┌──
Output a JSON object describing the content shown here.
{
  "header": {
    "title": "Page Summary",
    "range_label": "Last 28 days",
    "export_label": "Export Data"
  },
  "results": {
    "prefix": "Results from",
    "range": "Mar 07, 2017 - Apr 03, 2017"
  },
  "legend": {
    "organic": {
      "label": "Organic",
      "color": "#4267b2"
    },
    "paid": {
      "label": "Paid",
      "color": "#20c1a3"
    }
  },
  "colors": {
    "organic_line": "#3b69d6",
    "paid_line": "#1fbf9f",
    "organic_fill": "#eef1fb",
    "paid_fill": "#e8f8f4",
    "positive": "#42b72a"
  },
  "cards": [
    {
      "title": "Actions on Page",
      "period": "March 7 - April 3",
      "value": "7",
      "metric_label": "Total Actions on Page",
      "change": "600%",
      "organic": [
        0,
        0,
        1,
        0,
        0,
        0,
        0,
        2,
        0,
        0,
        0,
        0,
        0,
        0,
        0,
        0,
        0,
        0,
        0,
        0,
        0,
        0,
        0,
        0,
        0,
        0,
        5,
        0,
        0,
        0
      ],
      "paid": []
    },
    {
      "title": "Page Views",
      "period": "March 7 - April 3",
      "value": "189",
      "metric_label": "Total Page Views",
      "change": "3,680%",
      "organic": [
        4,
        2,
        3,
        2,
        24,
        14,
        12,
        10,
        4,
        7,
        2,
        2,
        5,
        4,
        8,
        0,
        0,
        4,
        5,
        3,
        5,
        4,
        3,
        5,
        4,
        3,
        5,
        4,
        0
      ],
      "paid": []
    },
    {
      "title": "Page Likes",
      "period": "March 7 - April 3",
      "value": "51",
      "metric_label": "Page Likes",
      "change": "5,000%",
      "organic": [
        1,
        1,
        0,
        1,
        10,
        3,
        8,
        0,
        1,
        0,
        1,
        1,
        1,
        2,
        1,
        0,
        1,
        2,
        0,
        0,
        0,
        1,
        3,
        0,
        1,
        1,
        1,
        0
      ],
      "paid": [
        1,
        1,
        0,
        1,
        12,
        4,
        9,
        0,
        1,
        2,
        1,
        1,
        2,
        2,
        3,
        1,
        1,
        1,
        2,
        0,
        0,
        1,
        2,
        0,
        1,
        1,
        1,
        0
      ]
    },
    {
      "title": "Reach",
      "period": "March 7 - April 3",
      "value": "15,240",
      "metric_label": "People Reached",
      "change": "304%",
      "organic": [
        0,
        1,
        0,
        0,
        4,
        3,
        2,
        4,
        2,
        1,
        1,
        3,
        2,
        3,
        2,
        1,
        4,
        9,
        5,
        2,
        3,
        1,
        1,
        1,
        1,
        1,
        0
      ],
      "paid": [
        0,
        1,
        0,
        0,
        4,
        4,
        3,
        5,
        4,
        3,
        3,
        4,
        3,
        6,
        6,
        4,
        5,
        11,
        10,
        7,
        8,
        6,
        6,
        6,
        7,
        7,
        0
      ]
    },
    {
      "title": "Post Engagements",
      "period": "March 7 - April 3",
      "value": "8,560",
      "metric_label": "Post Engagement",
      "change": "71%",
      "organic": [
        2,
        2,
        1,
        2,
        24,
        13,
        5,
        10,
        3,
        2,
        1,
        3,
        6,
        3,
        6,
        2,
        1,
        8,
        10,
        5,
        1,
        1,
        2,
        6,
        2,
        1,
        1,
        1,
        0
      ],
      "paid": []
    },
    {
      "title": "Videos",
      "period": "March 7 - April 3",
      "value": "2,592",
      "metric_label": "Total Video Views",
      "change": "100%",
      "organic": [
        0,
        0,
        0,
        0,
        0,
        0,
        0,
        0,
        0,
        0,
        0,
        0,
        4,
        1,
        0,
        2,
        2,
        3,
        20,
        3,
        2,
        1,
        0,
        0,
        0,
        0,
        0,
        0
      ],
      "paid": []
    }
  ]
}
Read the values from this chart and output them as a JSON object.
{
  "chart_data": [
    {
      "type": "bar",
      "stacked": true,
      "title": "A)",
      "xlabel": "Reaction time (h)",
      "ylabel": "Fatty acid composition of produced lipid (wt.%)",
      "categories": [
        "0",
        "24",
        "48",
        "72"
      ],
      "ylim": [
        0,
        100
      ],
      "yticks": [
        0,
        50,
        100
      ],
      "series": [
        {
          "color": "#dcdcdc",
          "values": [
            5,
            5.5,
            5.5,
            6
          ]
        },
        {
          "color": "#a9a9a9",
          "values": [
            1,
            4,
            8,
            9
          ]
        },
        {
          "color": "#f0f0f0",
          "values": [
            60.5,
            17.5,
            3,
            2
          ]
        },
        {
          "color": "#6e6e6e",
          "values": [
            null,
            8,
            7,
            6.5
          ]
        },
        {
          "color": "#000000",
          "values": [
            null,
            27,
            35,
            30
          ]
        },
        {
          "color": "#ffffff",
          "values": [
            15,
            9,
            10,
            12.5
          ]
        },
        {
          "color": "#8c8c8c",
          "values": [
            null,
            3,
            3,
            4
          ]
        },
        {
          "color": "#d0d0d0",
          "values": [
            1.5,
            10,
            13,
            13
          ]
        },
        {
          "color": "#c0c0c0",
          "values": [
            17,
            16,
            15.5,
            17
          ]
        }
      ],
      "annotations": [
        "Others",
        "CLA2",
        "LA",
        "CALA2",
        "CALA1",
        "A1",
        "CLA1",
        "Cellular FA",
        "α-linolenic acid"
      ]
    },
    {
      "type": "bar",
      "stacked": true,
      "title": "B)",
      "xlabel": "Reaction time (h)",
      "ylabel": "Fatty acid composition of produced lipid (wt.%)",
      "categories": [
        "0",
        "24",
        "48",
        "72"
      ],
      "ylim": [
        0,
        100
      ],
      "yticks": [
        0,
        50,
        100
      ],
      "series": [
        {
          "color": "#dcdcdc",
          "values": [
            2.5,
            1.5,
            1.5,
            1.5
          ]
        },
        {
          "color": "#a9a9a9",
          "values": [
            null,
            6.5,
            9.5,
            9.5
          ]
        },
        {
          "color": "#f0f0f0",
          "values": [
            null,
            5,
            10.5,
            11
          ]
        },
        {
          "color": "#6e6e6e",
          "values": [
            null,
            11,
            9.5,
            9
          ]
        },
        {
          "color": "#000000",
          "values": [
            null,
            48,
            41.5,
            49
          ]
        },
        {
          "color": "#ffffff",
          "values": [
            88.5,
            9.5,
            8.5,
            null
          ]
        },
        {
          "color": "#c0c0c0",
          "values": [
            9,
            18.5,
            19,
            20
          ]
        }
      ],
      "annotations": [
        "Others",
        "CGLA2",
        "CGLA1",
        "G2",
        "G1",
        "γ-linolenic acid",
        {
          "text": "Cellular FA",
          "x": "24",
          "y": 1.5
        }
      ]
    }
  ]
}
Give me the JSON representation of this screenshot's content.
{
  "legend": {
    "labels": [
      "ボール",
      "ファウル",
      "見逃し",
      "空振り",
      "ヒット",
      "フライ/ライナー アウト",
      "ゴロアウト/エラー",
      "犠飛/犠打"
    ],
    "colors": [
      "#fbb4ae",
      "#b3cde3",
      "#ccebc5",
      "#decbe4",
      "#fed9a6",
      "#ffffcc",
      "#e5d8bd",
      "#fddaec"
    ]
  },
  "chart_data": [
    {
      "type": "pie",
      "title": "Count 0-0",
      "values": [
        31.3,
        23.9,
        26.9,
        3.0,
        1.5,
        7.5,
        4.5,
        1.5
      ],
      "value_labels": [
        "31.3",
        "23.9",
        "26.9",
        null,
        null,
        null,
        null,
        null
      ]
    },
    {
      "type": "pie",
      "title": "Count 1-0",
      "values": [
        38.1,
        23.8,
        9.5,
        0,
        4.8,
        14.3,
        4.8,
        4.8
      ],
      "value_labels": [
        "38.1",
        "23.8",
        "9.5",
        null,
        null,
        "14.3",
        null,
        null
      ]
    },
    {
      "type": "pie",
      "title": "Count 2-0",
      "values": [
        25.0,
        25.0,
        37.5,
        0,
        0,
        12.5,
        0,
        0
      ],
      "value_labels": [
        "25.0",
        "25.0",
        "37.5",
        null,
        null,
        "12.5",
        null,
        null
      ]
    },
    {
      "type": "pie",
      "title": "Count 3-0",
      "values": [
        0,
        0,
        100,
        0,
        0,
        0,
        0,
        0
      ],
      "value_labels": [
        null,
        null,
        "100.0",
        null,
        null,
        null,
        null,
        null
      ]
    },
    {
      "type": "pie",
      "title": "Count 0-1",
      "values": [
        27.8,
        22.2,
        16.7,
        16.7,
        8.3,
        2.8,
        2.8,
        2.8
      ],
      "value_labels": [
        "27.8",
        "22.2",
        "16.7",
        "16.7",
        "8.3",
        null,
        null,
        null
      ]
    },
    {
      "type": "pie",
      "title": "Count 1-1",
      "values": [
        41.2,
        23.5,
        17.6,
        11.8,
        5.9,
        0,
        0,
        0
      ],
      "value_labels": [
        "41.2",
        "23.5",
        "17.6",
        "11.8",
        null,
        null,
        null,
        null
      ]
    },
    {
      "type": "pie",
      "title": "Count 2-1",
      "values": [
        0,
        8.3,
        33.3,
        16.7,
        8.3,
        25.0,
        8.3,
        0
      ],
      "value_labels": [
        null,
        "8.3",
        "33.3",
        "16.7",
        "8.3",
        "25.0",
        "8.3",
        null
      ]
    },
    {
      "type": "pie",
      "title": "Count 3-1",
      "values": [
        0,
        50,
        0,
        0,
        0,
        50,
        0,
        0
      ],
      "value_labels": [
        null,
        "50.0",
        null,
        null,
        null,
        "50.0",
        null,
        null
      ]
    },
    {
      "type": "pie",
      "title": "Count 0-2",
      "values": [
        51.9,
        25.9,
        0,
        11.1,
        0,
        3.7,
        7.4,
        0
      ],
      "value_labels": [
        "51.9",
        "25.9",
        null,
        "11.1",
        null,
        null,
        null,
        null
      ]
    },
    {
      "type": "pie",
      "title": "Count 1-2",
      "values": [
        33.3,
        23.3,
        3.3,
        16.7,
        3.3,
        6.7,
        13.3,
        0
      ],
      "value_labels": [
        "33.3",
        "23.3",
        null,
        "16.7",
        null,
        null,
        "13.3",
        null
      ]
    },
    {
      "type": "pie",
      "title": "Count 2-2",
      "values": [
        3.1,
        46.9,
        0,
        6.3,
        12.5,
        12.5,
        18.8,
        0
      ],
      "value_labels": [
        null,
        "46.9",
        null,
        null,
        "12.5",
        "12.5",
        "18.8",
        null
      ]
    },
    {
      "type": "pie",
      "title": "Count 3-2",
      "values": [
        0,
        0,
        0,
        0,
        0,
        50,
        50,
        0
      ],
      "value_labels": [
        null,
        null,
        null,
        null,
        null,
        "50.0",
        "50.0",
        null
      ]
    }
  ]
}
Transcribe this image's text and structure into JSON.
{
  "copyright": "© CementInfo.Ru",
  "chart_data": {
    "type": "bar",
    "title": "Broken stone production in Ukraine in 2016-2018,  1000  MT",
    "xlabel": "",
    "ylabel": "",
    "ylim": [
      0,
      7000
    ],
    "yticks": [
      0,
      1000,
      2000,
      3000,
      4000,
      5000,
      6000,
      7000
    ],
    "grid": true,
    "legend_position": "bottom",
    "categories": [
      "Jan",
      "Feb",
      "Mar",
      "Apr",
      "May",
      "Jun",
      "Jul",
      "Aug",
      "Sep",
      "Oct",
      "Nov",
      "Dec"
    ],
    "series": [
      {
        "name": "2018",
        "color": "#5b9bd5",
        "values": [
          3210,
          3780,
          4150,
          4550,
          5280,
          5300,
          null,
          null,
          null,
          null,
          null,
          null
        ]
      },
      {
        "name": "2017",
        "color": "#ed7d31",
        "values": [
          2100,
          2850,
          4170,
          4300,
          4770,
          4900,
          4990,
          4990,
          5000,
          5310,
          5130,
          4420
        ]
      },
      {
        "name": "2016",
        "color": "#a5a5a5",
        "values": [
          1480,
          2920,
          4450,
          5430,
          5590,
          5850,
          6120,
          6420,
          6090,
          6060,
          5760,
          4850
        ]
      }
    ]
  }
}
└──
Task requirements => Of the lines in the listing, how many hold the word "Actions"? Nothing but the number is needed.

Task result => 2